◆ **Task requirements**
Could you give the data below again, exactly and completely?

◆ **Data**
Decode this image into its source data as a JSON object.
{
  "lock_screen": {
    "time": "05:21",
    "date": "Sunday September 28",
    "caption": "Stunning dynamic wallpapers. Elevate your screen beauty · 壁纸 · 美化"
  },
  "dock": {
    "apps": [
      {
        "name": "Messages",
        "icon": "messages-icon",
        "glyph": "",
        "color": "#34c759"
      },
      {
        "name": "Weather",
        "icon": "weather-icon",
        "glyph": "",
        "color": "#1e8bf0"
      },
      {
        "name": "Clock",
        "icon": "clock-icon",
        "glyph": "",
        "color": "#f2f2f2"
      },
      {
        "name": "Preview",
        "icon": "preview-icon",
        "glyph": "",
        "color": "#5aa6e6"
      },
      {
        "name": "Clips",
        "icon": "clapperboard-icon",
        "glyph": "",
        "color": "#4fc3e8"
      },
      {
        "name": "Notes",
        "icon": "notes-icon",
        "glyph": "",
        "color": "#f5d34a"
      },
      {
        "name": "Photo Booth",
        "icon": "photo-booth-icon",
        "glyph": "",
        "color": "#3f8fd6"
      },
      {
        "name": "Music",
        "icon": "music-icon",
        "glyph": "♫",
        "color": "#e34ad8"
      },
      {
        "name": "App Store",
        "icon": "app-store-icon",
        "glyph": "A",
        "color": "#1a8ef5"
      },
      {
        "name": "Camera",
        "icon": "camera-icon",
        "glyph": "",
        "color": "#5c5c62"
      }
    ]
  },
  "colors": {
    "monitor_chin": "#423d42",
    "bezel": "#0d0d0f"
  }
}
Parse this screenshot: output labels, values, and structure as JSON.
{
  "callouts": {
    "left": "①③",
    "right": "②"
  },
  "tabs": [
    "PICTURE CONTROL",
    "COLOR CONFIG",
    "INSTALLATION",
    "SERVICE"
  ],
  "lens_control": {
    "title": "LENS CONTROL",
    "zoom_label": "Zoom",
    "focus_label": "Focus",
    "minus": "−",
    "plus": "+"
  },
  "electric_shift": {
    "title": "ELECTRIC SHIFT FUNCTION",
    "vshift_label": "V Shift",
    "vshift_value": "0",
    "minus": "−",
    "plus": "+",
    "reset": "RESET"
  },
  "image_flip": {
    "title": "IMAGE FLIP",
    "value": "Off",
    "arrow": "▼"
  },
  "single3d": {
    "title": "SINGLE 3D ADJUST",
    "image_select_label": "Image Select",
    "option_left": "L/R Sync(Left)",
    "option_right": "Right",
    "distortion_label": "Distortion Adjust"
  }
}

◆ **Solution below**
Decode this image into its source data as a JSON object.
{
  "lock_screen": {
    "time": "05:21",
    "date": "Sunday September 28",
    "caption": "Stunning dynamic wallpapers. Elevate your screen beauty · 壁纸 · 美化"
  },
  "dock": {
    "apps": [
      {
        "name": "Messages",
        "icon": "messages-icon",
        "glyph": "",
        "color": "#34c759"
      },
      {
        "name": "Weather",
        "icon": "weather-icon",
        "glyph": "",
        "color": "#1e8bf0"
      },
      {
        "name": "Clock",
        "icon": "clock-icon",
        "glyph": "",
        "color": "#f2f2f2"
      },
      {
        "name": "Preview",
        "icon": "preview-icon",
        "glyph": "",
        "color": "#5aa6e6"
      },
      {
        "name": "Clips",
        "icon": "clapperboard-icon",
        "glyph": "",
        "color": "#4fc3e8"
      },
      {
        "name": "Notes",
        "icon": "notes-icon",
        "glyph": "",
        "color": "#f5d34a"
      },
      {
        "name": "Photo Booth",
        "icon": "photo-booth-icon",
        "glyph": "",
        "color": "#3f8fd6"
      },
      {
        "name": "Music",
        "icon": "music-icon",
        "glyph": "♫",
        "color": "#e34ad8"
      },
      {
        "name": "App Store",
        "icon": "app-store-icon",
        "glyph": "A",
        "color": "#1a8ef5"
      },
      {
        "name": "Camera",
        "icon": "camera-icon",
        "glyph": "",
        "color": "#5c5c62"
      }
    ]
  },
  "colors": {
    "monitor_chin": "#423d42",
    "bezel": "#0d0d0f"
  }
}
Parse this screenshot: output labels, values, and structure as JSON.
{
  "callouts": {
    "left": "①③",
    "right": "②"
  },
  "tabs": [
    "PICTURE CONTROL",
    "COLOR CONFIG",
    "INSTALLATION",
    "SERVICE"
  ],
  "lens_control": {
    "title": "LENS CONTROL",
    "zoom_label": "Zoom",
    "focus_label": "Focus",
    "minus": "−",
    "plus": "+"
  },
  "electric_shift": {
    "title": "ELECTRIC SHIFT FUNCTION",
    "vshift_label": "V Shift",
    "vshift_value": "0",
    "minus": "−",
    "plus": "+",
    "reset": "RESET"
  },
  "image_flip": {
    "title": "IMAGE FLIP",
    "value": "Off",
    "arrow": "▼"
  },
  "single3d": {
    "title": "SINGLE 3D ADJUST",
    "image_select_label": "Image Select",
    "option_left": "L/R Sync(Left)",
    "option_right": "Right",
    "distortion_label": "Distortion Adjust"
  }
}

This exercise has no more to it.